"""

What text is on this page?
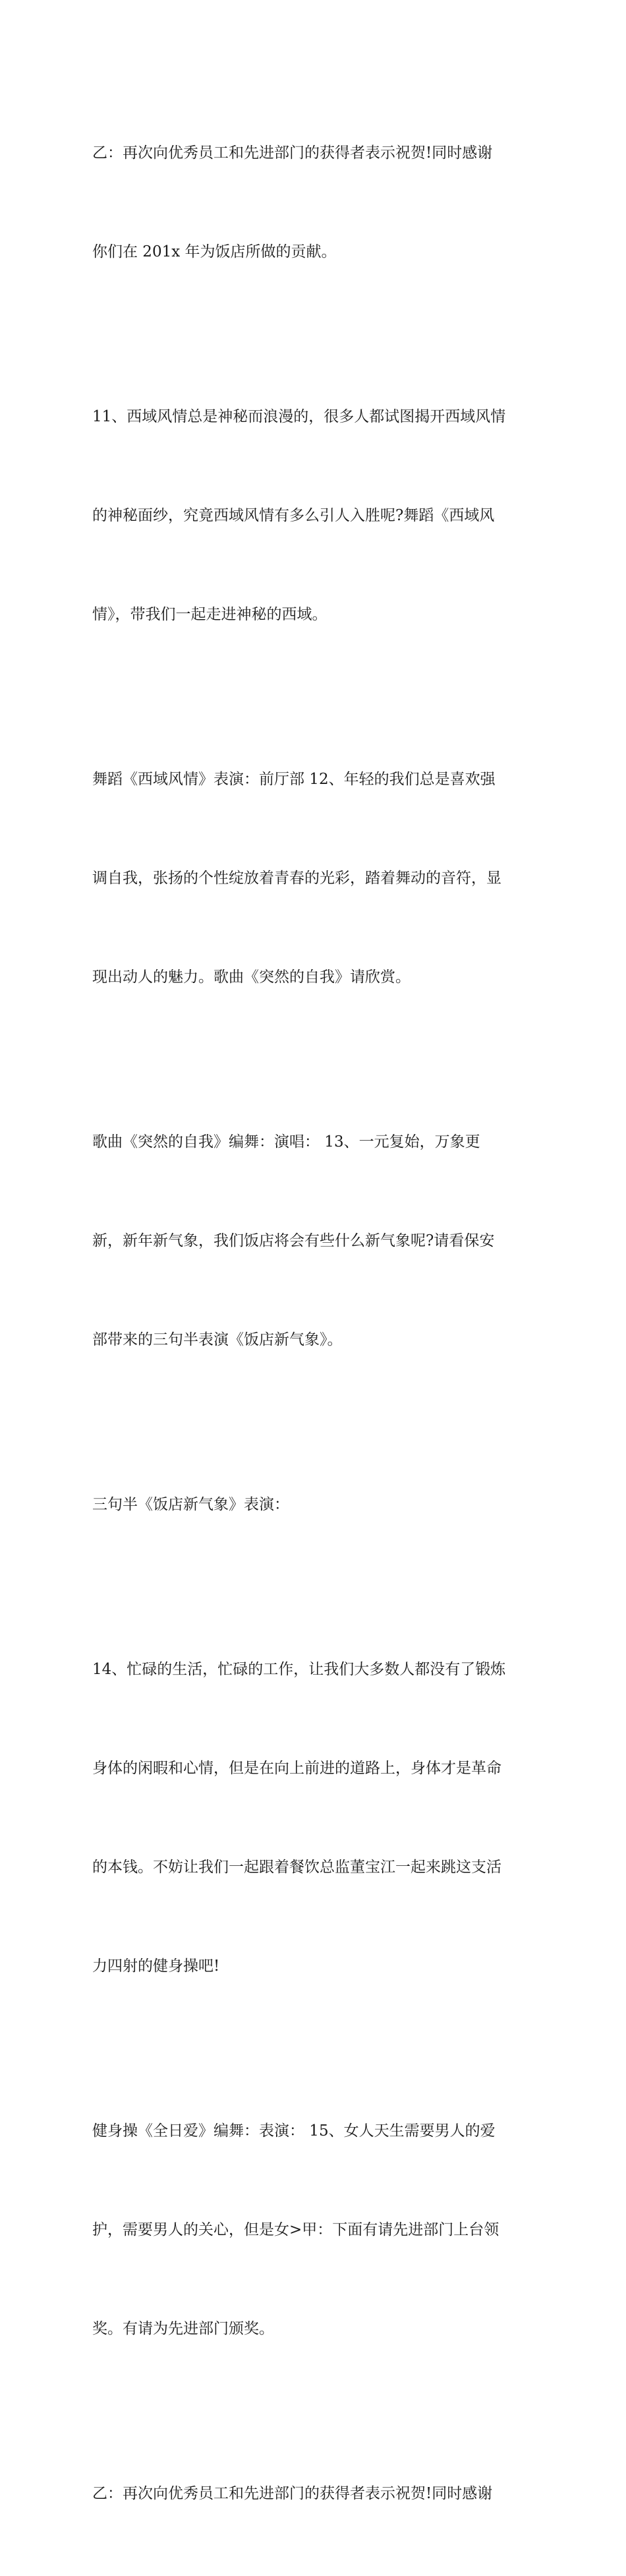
乙：再次向优秀员工和先进部门的获得者表示祝贺!同时感谢

你们在 201x 年为饭店所做的贡献。

11、西域风情总是神秘而浪漫的，很多人都试图揭开西域风情

的神秘面纱，究竟西域风情有多么引人入胜呢?舞蹈《西域风

情》，带我们一起走进神秘的西域。

舞蹈《西域风情》表演：前厅部 12、年轻的我们总是喜欢强

调自我，张扬的个性绽放着青春的光彩，踏着舞动的音符，显

现出动人的魅力。歌曲《突然的自我》请欣赏。

歌曲《突然的自我》编舞：演唱： 13、一元复始，万象更

新，新年新气象，我们饭店将会有些什么新气象呢?请看保安

部带来的三句半表演《饭店新气象》。

三句半《饭店新气象》表演：

14、忙碌的生活，忙碌的工作，让我们大多数人都没有了锻炼

身体的闲暇和心情，但是在向上前进的道路上，身体才是革命

的本钱。不妨让我们一起跟着餐饮总监董宝江一起来跳这支活

力四射的健身操吧!

健身操《全日爱》编舞：表演： 15、女人天生需要男人的爱

护，需要男人的关心，但是女>甲：下面有请先进部门上台领

奖。有请为先进部门颁奖。

乙：再次向优秀员工和先进部门的获得者表示祝贺!同时感谢
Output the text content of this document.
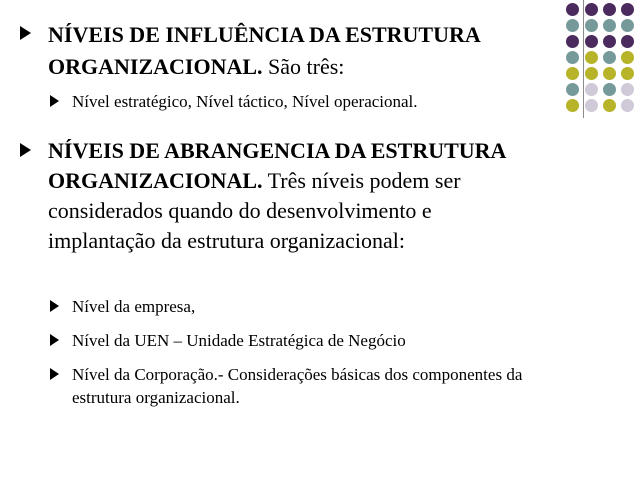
NÍVEIS DE INFLUÊNCIA DA ESTRUTURA ORGANIZACIONAL. São três:
Nível estratégico, Nível táctico, Nível operacional.
NÍVEIS DE ABRANGENCIA DA ESTRUTURA ORGANIZACIONAL. Três níveis podem ser considerados quando do desenvolvimento e implantação da estrutura organizacional:
Nível da empresa,
Nível da UEN – Unidade Estratégica de Negócio
Nível da Corporação.- Considerações básicas dos componentes da estrutura organizacional.
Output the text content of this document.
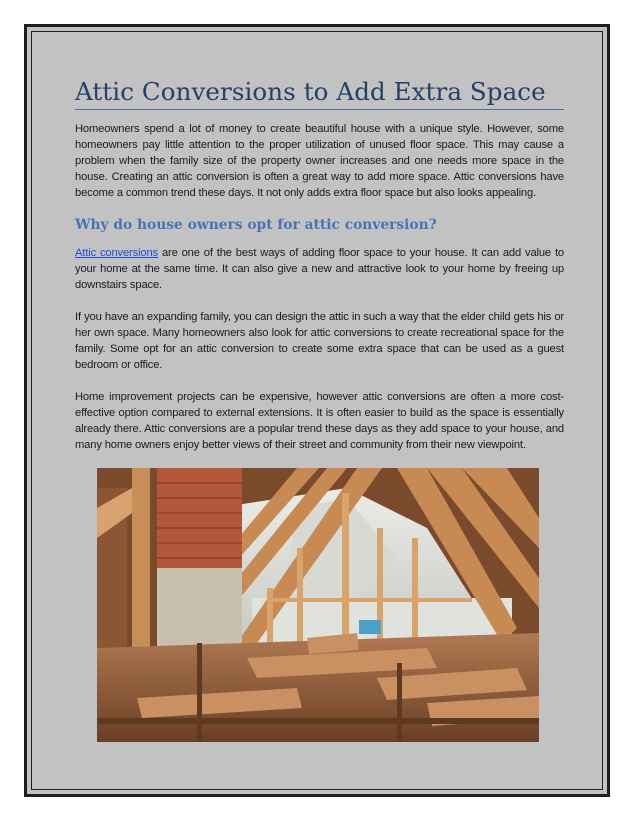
Attic Conversions to Add Extra Space

Homeowners spend a lot of money to create beautiful house with a unique style. However, some homeowners pay little attention to the proper utilization of unused floor space. This may cause a problem when the family size of the property owner increases and one needs more space in the house. Creating an attic conversion is often a great way to add more space. Attic conversions have become a common trend these days. It not only adds extra floor space but also looks appealing.

Why do house owners opt for attic conversion?

Attic conversions are one of the best ways of adding floor space to your house. It can add value to your home at the same time. It can also give a new and attractive look to your home by freeing up downstairs space.

If you have an expanding family, you can design the attic in such a way that the elder child gets his or her own space. Many homeowners also look for attic conversions to create recreational space for the family. Some opt for an attic conversion to create some extra space that can be used as a guest bedroom or office.

Home improvement projects can be expensive, however attic conversions are often a more cost-effective option compared to external extensions. It is often easier to build as the space is essentially already there. Attic conversions are a popular trend these days as they add space to your house, and many home owners enjoy better views of their street and community from their new viewpoint.
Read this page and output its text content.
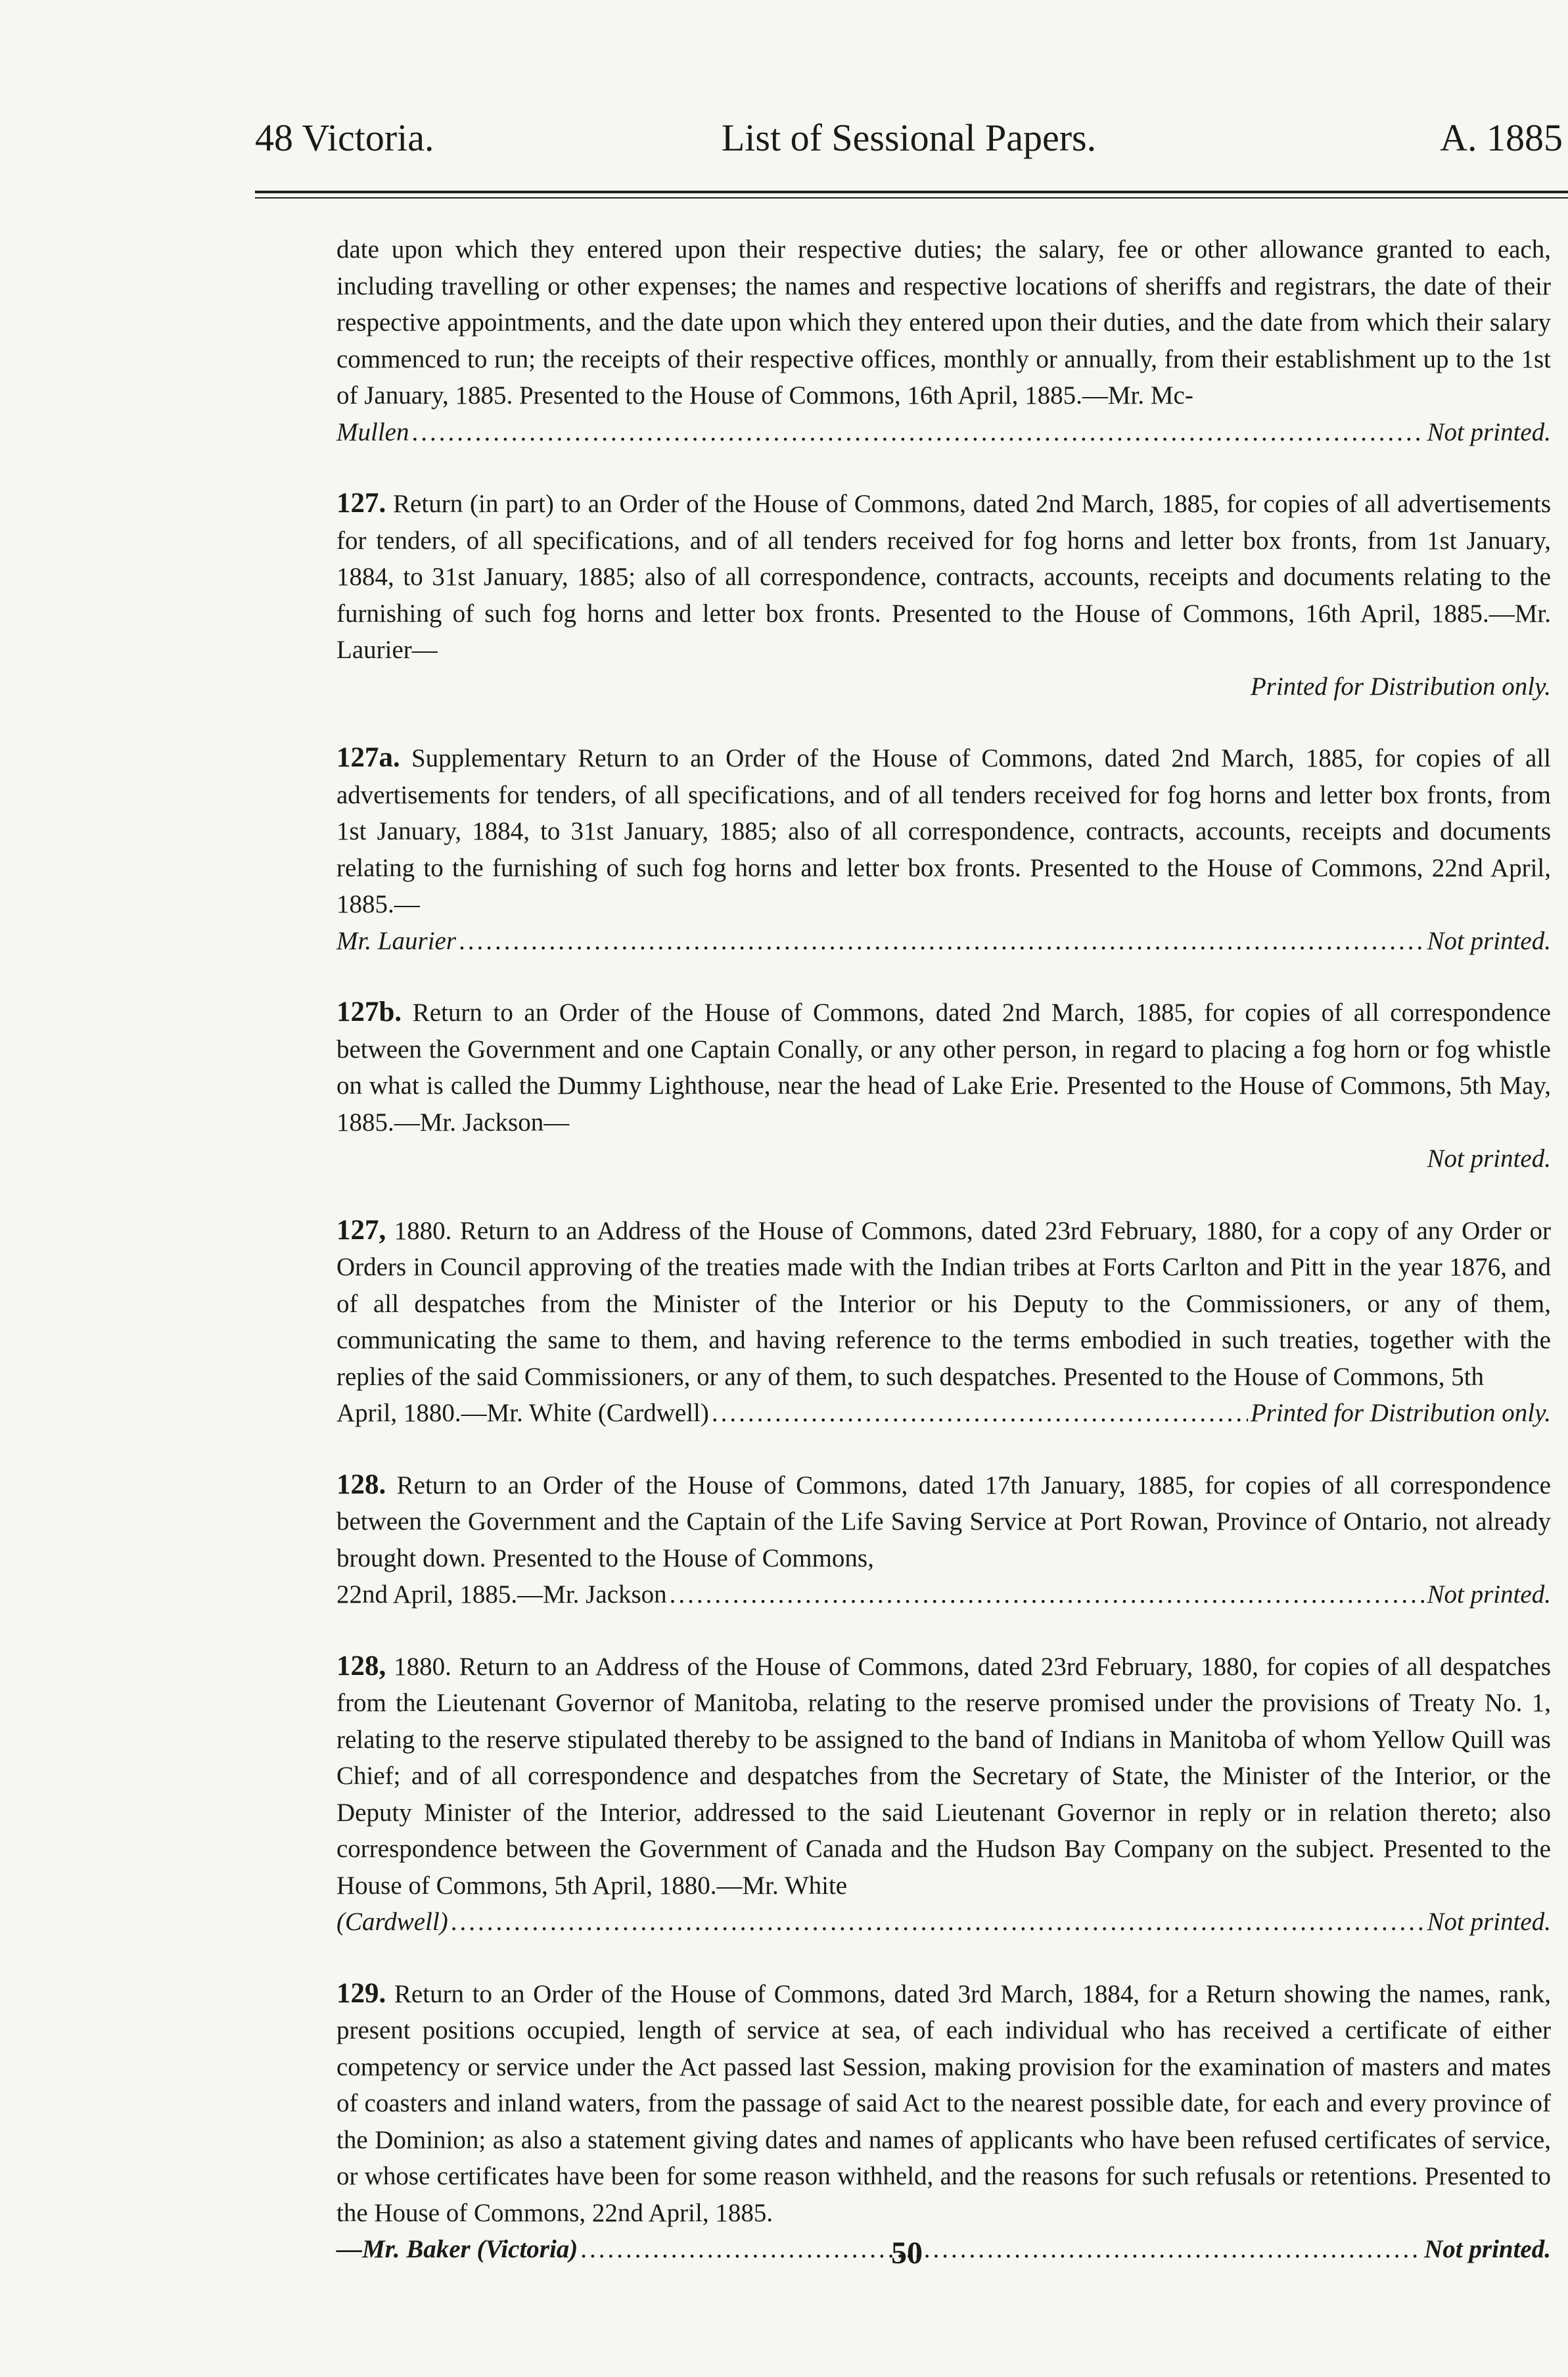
48 Victoria.	List of Sessional Papers.	A. 1885
date upon which they entered upon their respective duties; the salary, fee or other allowance granted to each, including travelling or other expenses; the names and respective locations of sheriffs and registrars, the date of their respective appointments, and the date upon which they entered upon their duties, and the date from which their salary commenced to run; the receipts of their respective offices, monthly or annually, from their establishment up to the 1st of January, 1885. Presented to the House of Commons, 16th April, 1885.—Mr. Mc-
Mullen .....	Not printed.
127. Return (in part) to an Order of the House of Commons, dated 2nd March, 1885, for copies of all advertisements for tenders, of all specifications, and of all tenders received for fog horns and letter box fronts, from 1st January, 1884, to 31st January, 1885; also of all correspondence, contracts, accounts, receipts and documents relating to the furnishing of such fog horns and letter box fronts. Presented to the House of Commons, 16th April, 1885.—Mr. Laurier—
Printed for Distribution only.
127a. Supplementary Return to an Order of the House of Commons, dated 2nd March, 1885, for copies of all advertisements for tenders, of all specifications, and of all tenders received for fog horns and letter box fronts, from 1st January, 1884, to 31st January, 1885; also of all correspondence, contracts, accounts, receipts and documents relating to the furnishing of such fog horns and letter box fronts. Presented to the House of Commons, 22nd April, 1885.—
Mr. Laurier .....	Not printed.
127b. Return to an Order of the House of Commons, dated 2nd March, 1885, for copies of all correspondence between the Government and one Captain Conally, or any other person, in regard to placing a fog horn or fog whistle on what is called the Dummy Lighthouse, near the head of Lake Erie. Presented to the House of Commons, 5th May, 1885.—Mr. Jackson—
Not printed.
127, 1880. Return to an Address of the House of Commons, dated 23rd February, 1880, for a copy of any Order or Orders in Council approving of the treaties made with the Indian tribes at Forts Carlton and Pitt in the year 1876, and of all despatches from the Minister of the Interior or his Deputy to the Commissioners, or any of them, communicating the same to them, and having reference to the terms embodied in such treaties, together with the replies of the said Commissioners, or any of them, to such despatches. Presented to the House of Commons, 5th
April, 1880.—Mr. White (Cardwell) .....	Printed for Distribution only.
128. Return to an Order of the House of Commons, dated 17th January, 1885, for copies of all correspondence between the Government and the Captain of the Life Saving Service at Port Rowan, Province of Ontario, not already brought down. Presented to the House of Commons,
22nd April, 1885.—Mr. Jackson .....	Not printed.
128, 1880. Return to an Address of the House of Commons, dated 23rd February, 1880, for copies of all despatches from the Lieutenant Governor of Manitoba, relating to the reserve promised under the provisions of Treaty No. 1, relating to the reserve stipulated thereby to be assigned to the band of Indians in Manitoba of whom Yellow Quill was Chief; and of all correspondence and despatches from the Secretary of State, the Minister of the Interior, or the Deputy Minister of the Interior, addressed to the said Lieutenant Governor in reply or in relation thereto; also correspondence between the Government of Canada and the Hudson Bay Company on the subject. Presented to the House of Commons, 5th April, 1880.—Mr. White
(Cardwell) .....	Not printed.
129. Return to an Order of the House of Commons, dated 3rd March, 1884, for a Return showing the names, rank, present positions occupied, length of service at sea, of each individual who has received a certificate of either competency or service under the Act passed last Session, making provision for the examination of masters and mates of coasters and inland waters, from the passage of said Act to the nearest possible date, for each and every province of the Dominion; as also a statement giving dates and names of applicants who have been refused certificates of service, or whose certificates have been for some reason withheld, and the reasons for such refusals or retentions. Presented to the House of Commons, 22nd April, 1885.
—Mr. Baker (Victoria) .....	Not printed.
50
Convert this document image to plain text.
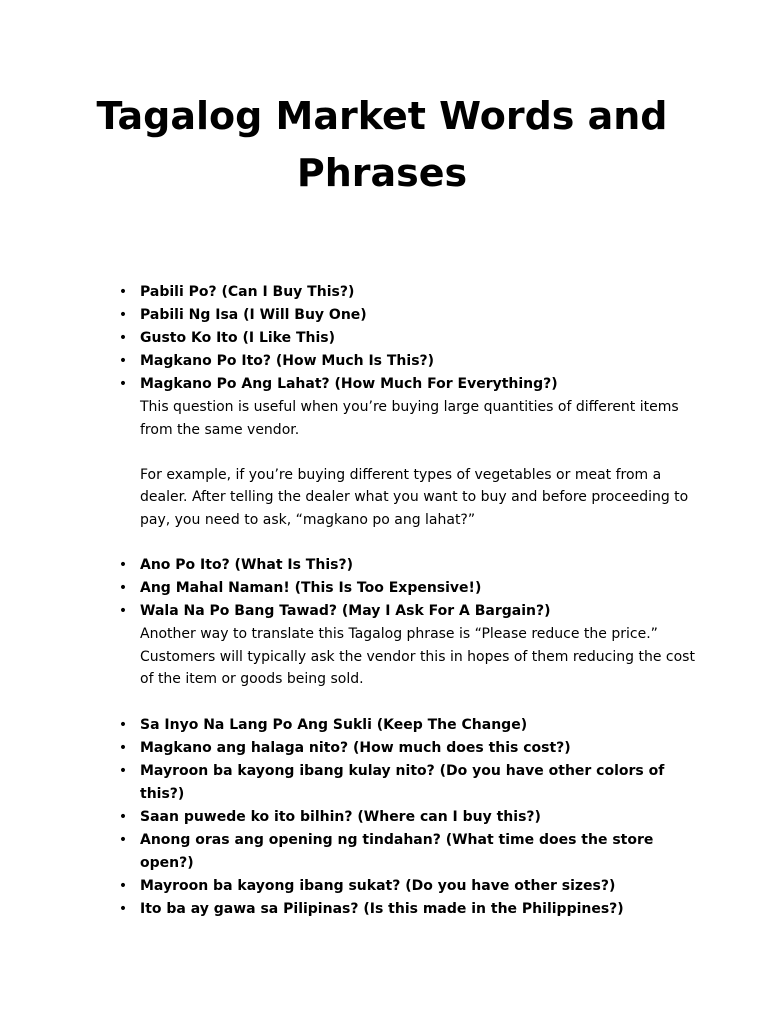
Tagalog Market Words and Phrases
• Pabili Po? (Can I Buy This?)
• Pabili Ng Isa (I Will Buy One)
• Gusto Ko Ito (I Like This)
• Magkano Po Ito? (How Much Is This?)
• Magkano Po Ang Lahat? (How Much For Everything?)
This question is useful when you’re buying large quantities of different items from the same vendor.
For example, if you’re buying different types of vegetables or meat from a dealer. After telling the dealer what you want to buy and before proceeding to pay, you need to ask, “magkano po ang lahat?”
• Ano Po Ito? (What Is This?)
• Ang Mahal Naman! (This Is Too Expensive!)
• Wala Na Po Bang Tawad? (May I Ask For A Bargain?)
Another way to translate this Tagalog phrase is “Please reduce the price.” Customers will typically ask the vendor this in hopes of them reducing the cost of the item or goods being sold.
• Sa Inyo Na Lang Po Ang Sukli (Keep The Change)
• Magkano ang halaga nito? (How much does this cost?)
• Mayroon ba kayong ibang kulay nito? (Do you have other colors of this?)
• Saan puwede ko ito bilhin? (Where can I buy this?)
• Anong oras ang opening ng tindahan? (What time does the store open?)
• Mayroon ba kayong ibang sukat? (Do you have other sizes?)
• Ito ba ay gawa sa Pilipinas? (Is this made in the Philippines?)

"""

* _Goal_:
Search the lines above for the string "Cardwell", then show every one that has it.

* _Problem solution_:
April, 1880.—Mr. White (Cardwell) .....	Printed for Distribution only.
(Cardwell) .....	Not printed.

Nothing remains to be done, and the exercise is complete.